== Direction ==
Leave out the pictures and copy everything else below exactly.

== Data section ==
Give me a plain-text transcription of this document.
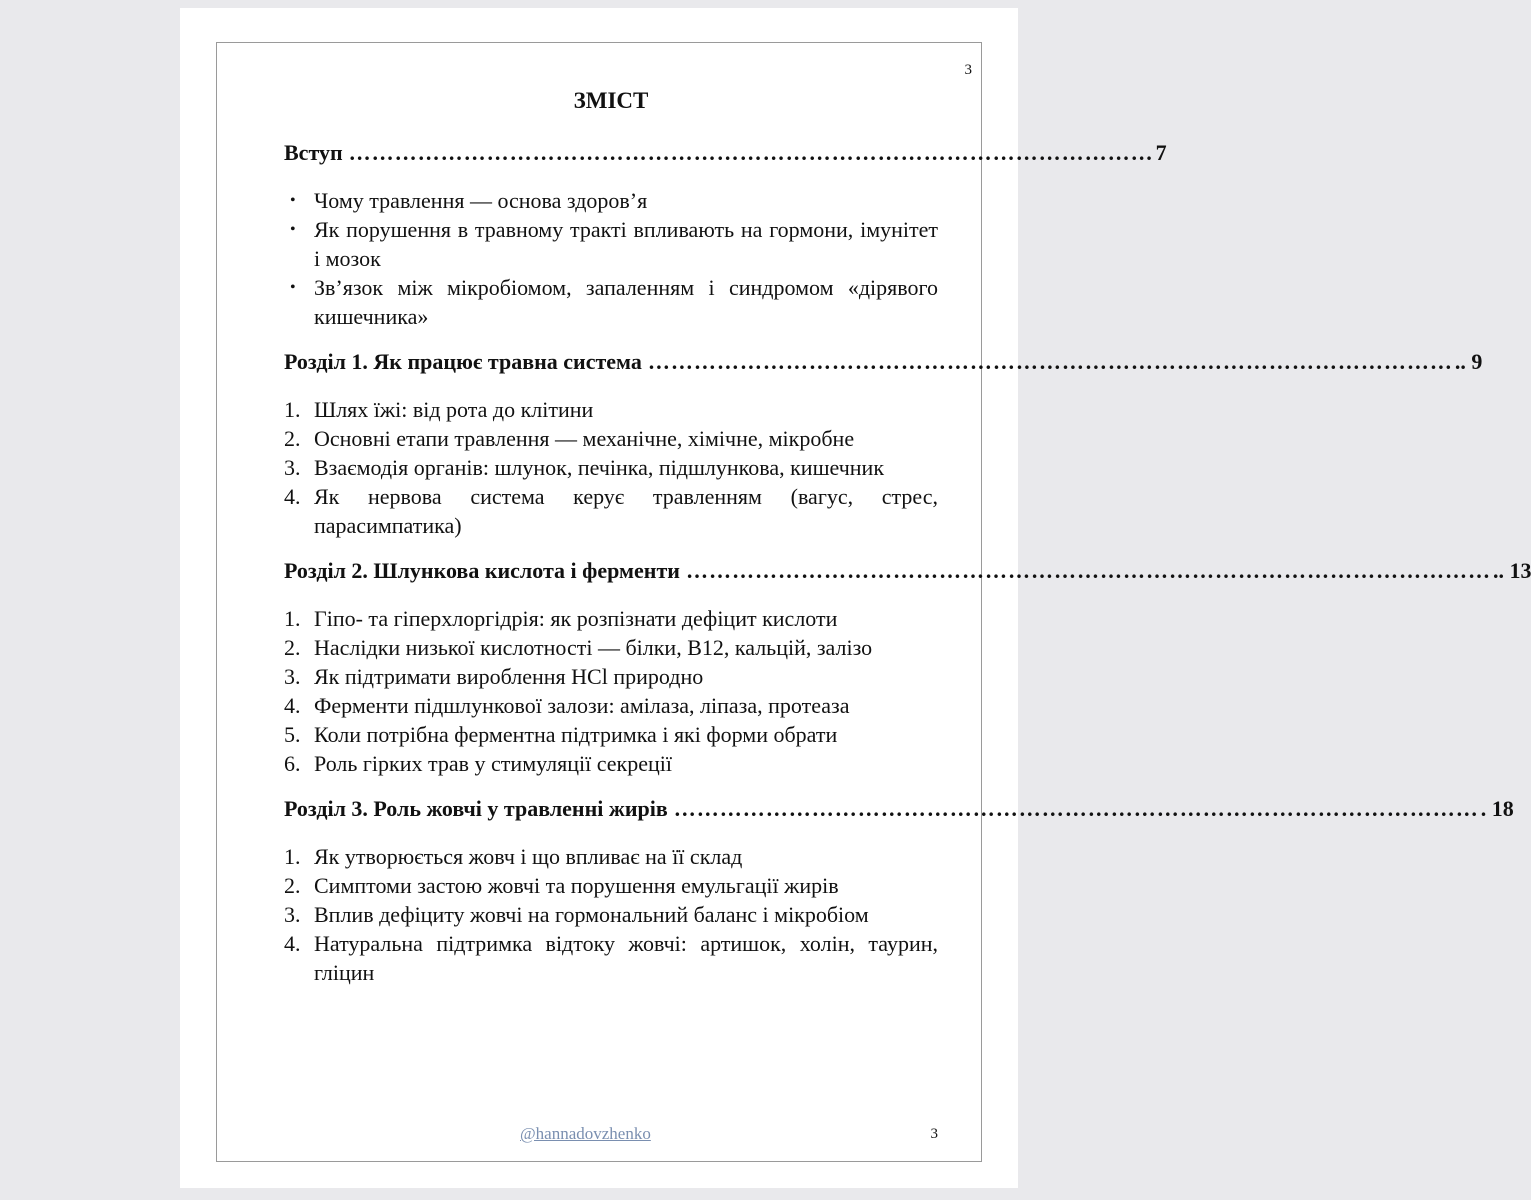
3
ЗМІСТ
Вступ …………………………………………………………………………………………… 7
• Чому травлення — основа здоров’я
• Як порушення в травному тракті впливають на гормони, імунітет і мозок
• Зв’язок між мікробіомом, запаленням і синдромом «дірявого кишечника»
Розділ 1. Як працює травна система …………………………………………………………………………………………… .. 9
1. Шлях їжі: від рота до клітини
2. Основні етапи травлення — механічне, хімічне, мікробне
3. Взаємодія органів: шлунок, печінка, підшлункова, кишечник
4. Як нервова система керує травленням (вагус, стрес, парасимпатика)
Розділ 2. Шлункова кислота і ферменти …………………………………………………………………………………………… .. 13
1. Гіпо- та гіперхлоргідрія: як розпізнати дефіцит кислоти
2. Наслідки низької кислотності — білки, B12, кальцій, залізо
3. Як підтримати вироблення HCl природно
4. Ферменти підшлункової залози: амілаза, ліпаза, протеаза
5. Коли потрібна ферментна підтримка і які форми обрати
6. Роль гірких трав у стимуляції секреції
Розділ 3. Роль жовчі у травленні жирів …………………………………………………………………………………………… . 18
1. Як утворюється жовч і що впливає на її склад
2. Симптоми застою жовчі та порушення емульгації жирів
3. Вплив дефіциту жовчі на гормональний баланс і мікробіом
4. Натуральна підтримка відтоку жовчі: артишок, холін, таурин, гліцин
@hannadovzhenko	3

== Output of the task ==
Give me a plain-text transcription of this document.
3
ЗМІСТ
Вступ …………………………………………………………………………………………… 7
• Чому травлення — основа здоров’я
• Як порушення в травному тракті впливають на гормони, імунітет і мозок
• Зв’язок між мікробіомом, запаленням і синдромом «дірявого кишечника»
Розділ 1. Як працює травна система …………………………………………………………………………………………… .. 9
1. Шлях їжі: від рота до клітини
2. Основні етапи травлення — механічне, хімічне, мікробне
3. Взаємодія органів: шлунок, печінка, підшлункова, кишечник
4. Як нервова система керує травленням (вагус, стрес, парасимпатика)
Розділ 2. Шлункова кислота і ферменти …………………………………………………………………………………………… .. 13
1. Гіпо- та гіперхлоргідрія: як розпізнати дефіцит кислоти
2. Наслідки низької кислотності — білки, B12, кальцій, залізо
3. Як підтримати вироблення HCl природно
4. Ферменти підшлункової залози: амілаза, ліпаза, протеаза
5. Коли потрібна ферментна підтримка і які форми обрати
6. Роль гірких трав у стимуляції секреції
Розділ 3. Роль жовчі у травленні жирів …………………………………………………………………………………………… . 18
1. Як утворюється жовч і що впливає на її склад
2. Симптоми застою жовчі та порушення емульгації жирів
3. Вплив дефіциту жовчі на гормональний баланс і мікробіом
4. Натуральна підтримка відтоку жовчі: артишок, холін, таурин, гліцин
@hannadovzhenko	3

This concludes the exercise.